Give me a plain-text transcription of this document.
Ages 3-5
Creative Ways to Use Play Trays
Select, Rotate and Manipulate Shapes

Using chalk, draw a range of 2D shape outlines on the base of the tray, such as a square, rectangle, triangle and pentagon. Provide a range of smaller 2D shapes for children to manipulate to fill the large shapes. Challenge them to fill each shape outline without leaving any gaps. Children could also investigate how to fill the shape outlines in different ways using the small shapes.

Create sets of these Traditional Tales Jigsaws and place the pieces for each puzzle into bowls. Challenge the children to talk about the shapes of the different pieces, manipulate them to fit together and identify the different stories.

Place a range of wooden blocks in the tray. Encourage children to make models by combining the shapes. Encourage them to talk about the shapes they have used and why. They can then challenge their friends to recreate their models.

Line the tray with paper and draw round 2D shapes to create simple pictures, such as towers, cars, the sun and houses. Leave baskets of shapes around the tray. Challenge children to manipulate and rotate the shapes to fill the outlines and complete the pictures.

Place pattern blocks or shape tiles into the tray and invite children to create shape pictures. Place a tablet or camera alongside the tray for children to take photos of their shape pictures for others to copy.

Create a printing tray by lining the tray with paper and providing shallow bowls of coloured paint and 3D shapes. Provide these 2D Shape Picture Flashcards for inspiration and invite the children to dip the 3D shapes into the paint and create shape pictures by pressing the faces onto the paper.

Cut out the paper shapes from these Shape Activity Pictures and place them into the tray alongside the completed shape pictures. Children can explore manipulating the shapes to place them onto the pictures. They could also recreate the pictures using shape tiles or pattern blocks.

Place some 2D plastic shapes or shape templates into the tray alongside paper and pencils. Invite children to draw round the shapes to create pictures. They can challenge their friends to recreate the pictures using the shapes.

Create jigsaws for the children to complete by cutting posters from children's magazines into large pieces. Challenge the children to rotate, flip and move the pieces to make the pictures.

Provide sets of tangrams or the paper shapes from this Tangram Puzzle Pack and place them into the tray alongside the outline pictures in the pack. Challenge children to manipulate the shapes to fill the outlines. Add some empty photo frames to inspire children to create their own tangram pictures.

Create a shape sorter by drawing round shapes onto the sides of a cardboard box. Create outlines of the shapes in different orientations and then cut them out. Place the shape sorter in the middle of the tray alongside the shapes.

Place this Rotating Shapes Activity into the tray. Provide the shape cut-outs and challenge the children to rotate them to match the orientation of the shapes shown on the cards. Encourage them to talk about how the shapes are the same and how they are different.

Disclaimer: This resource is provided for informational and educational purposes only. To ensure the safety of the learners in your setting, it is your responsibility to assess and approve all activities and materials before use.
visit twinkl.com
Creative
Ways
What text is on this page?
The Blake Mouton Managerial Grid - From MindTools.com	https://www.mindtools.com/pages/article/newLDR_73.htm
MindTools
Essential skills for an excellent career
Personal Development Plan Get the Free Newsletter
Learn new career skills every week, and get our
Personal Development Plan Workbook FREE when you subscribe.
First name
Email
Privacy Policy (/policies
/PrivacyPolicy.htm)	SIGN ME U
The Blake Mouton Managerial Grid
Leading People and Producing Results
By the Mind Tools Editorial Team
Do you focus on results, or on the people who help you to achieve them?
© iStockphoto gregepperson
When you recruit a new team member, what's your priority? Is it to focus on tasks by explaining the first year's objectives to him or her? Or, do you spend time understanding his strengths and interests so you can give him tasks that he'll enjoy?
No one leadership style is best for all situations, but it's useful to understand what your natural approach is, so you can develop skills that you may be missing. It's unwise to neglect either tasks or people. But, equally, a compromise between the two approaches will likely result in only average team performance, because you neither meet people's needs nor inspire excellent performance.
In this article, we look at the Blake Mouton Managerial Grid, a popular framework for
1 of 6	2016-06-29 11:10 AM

EXERCISE PROMPT ::
Gather and copy every line of the data in which the string "inspire" is found.

TASK ANSWER ::
Provide sets of tangrams or the paper shapes from this Tangram Puzzle Pack and place them into the tray alongside the outline pictures in the pack. Challenge children to manipulate the shapes to fill the outlines. Add some empty photo frames to inspire children to create their own tangram pictures.
No one leadership style is best for all situations, but it's useful to understand what your natural approach is, so you can develop skills that you may be missing. It's unwise to neglect either tasks or people. But, equally, a compromise between the two approaches will likely result in only average team performance, because you neither meet people's needs nor inspire excellent performance.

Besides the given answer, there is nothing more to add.